Instructions to follow
Exactly reproduce the lines that follow.
-------- Source material
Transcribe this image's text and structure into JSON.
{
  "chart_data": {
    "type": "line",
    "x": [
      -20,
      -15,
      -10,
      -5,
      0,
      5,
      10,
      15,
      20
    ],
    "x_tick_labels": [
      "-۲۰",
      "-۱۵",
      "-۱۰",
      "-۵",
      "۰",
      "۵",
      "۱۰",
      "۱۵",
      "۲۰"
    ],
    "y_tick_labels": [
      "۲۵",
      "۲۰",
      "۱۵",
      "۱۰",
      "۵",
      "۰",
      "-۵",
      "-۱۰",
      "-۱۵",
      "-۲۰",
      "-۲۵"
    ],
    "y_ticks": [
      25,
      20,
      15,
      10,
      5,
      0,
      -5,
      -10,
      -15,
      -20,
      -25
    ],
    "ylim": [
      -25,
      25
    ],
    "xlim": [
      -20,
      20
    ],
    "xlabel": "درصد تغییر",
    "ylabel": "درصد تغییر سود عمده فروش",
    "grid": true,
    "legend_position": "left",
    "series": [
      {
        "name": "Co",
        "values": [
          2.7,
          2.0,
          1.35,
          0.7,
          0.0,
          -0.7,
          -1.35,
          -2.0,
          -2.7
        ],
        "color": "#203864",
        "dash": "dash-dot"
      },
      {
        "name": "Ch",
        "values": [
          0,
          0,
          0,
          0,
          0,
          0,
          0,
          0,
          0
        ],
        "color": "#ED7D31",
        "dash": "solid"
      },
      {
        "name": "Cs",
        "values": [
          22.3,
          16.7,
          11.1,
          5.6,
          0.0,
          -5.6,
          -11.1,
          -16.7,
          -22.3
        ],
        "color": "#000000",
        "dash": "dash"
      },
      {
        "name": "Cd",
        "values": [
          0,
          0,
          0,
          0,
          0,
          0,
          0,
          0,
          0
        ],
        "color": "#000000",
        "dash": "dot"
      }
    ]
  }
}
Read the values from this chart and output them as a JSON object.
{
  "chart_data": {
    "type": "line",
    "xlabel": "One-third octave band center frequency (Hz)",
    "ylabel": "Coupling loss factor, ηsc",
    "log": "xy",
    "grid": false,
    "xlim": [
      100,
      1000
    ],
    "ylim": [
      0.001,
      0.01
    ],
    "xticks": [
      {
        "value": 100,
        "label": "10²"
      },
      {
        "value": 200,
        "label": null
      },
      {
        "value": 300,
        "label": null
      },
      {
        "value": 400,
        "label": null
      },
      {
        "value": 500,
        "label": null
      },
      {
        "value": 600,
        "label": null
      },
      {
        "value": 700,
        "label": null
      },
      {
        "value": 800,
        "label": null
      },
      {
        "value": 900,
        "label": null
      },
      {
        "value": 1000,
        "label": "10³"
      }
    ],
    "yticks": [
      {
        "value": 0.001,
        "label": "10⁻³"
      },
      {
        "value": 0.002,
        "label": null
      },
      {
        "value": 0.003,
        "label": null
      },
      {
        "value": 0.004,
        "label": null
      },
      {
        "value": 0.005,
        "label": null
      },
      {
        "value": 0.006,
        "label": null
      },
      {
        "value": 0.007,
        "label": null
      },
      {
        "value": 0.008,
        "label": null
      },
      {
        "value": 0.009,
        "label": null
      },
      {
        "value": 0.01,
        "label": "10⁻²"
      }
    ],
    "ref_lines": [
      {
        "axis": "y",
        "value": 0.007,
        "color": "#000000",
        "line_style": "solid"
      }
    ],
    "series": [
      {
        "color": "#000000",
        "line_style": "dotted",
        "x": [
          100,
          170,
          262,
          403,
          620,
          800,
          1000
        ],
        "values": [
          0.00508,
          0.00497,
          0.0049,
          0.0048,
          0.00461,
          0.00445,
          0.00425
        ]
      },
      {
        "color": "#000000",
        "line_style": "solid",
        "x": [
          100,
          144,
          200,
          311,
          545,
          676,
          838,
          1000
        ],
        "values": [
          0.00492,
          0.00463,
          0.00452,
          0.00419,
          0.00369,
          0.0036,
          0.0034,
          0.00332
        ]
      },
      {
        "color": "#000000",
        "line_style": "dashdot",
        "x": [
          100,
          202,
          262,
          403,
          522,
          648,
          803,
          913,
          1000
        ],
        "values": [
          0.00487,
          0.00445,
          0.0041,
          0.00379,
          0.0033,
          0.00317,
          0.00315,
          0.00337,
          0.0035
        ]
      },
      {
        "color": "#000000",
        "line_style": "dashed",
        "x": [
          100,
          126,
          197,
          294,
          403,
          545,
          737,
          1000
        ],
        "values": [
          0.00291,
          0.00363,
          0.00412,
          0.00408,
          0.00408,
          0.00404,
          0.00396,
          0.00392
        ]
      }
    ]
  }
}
----------------
Full response
Transcribe this image's text and structure into JSON.
{
  "chart_data": {
    "type": "line",
    "x": [
      -20,
      -15,
      -10,
      -5,
      0,
      5,
      10,
      15,
      20
    ],
    "x_tick_labels": [
      "-۲۰",
      "-۱۵",
      "-۱۰",
      "-۵",
      "۰",
      "۵",
      "۱۰",
      "۱۵",
      "۲۰"
    ],
    "y_tick_labels": [
      "۲۵",
      "۲۰",
      "۱۵",
      "۱۰",
      "۵",
      "۰",
      "-۵",
      "-۱۰",
      "-۱۵",
      "-۲۰",
      "-۲۵"
    ],
    "y_ticks": [
      25,
      20,
      15,
      10,
      5,
      0,
      -5,
      -10,
      -15,
      -20,
      -25
    ],
    "ylim": [
      -25,
      25
    ],
    "xlim": [
      -20,
      20
    ],
    "xlabel": "درصد تغییر",
    "ylabel": "درصد تغییر سود عمده فروش",
    "grid": true,
    "legend_position": "left",
    "series": [
      {
        "name": "Co",
        "values": [
          2.7,
          2.0,
          1.35,
          0.7,
          0.0,
          -0.7,
          -1.35,
          -2.0,
          -2.7
        ],
        "color": "#203864",
        "dash": "dash-dot"
      },
      {
        "name": "Ch",
        "values": [
          0,
          0,
          0,
          0,
          0,
          0,
          0,
          0,
          0
        ],
        "color": "#ED7D31",
        "dash": "solid"
      },
      {
        "name": "Cs",
        "values": [
          22.3,
          16.7,
          11.1,
          5.6,
          0.0,
          -5.6,
          -11.1,
          -16.7,
          -22.3
        ],
        "color": "#000000",
        "dash": "dash"
      },
      {
        "name": "Cd",
        "values": [
          0,
          0,
          0,
          0,
          0,
          0,
          0,
          0,
          0
        ],
        "color": "#000000",
        "dash": "dot"
      }
    ]
  }
}
Read the values from this chart and output them as a JSON object.
{
  "chart_data": {
    "type": "line",
    "xlabel": "One-third octave band center frequency (Hz)",
    "ylabel": "Coupling loss factor, ηsc",
    "log": "xy",
    "grid": false,
    "xlim": [
      100,
      1000
    ],
    "ylim": [
      0.001,
      0.01
    ],
    "xticks": [
      {
        "value": 100,
        "label": "10²"
      },
      {
        "value": 200,
        "label": null
      },
      {
        "value": 300,
        "label": null
      },
      {
        "value": 400,
        "label": null
      },
      {
        "value": 500,
        "label": null
      },
      {
        "value": 600,
        "label": null
      },
      {
        "value": 700,
        "label": null
      },
      {
        "value": 800,
        "label": null
      },
      {
        "value": 900,
        "label": null
      },
      {
        "value": 1000,
        "label": "10³"
      }
    ],
    "yticks": [
      {
        "value": 0.001,
        "label": "10⁻³"
      },
      {
        "value": 0.002,
        "label": null
      },
      {
        "value": 0.003,
        "label": null
      },
      {
        "value": 0.004,
        "label": null
      },
      {
        "value": 0.005,
        "label": null
      },
      {
        "value": 0.006,
        "label": null
      },
      {
        "value": 0.007,
        "label": null
      },
      {
        "value": 0.008,
        "label": null
      },
      {
        "value": 0.009,
        "label": null
      },
      {
        "value": 0.01,
        "label": "10⁻²"
      }
    ],
    "ref_lines": [
      {
        "axis": "y",
        "value": 0.007,
        "color": "#000000",
        "line_style": "solid"
      }
    ],
    "series": [
      {
        "color": "#000000",
        "line_style": "dotted",
        "x": [
          100,
          170,
          262,
          403,
          620,
          800,
          1000
        ],
        "values": [
          0.00508,
          0.00497,
          0.0049,
          0.0048,
          0.00461,
          0.00445,
          0.00425
        ]
      },
      {
        "color": "#000000",
        "line_style": "solid",
        "x": [
          100,
          144,
          200,
          311,
          545,
          676,
          838,
          1000
        ],
        "values": [
          0.00492,
          0.00463,
          0.00452,
          0.00419,
          0.00369,
          0.0036,
          0.0034,
          0.00332
        ]
      },
      {
        "color": "#000000",
        "line_style": "dashdot",
        "x": [
          100,
          202,
          262,
          403,
          522,
          648,
          803,
          913,
          1000
        ],
        "values": [
          0.00487,
          0.00445,
          0.0041,
          0.00379,
          0.0033,
          0.00317,
          0.00315,
          0.00337,
          0.0035
        ]
      },
      {
        "color": "#000000",
        "line_style": "dashed",
        "x": [
          100,
          126,
          197,
          294,
          403,
          545,
          737,
          1000
        ],
        "values": [
          0.00291,
          0.00363,
          0.00412,
          0.00408,
          0.00408,
          0.00404,
          0.00396,
          0.00392
        ]
      }
    ]
  }
}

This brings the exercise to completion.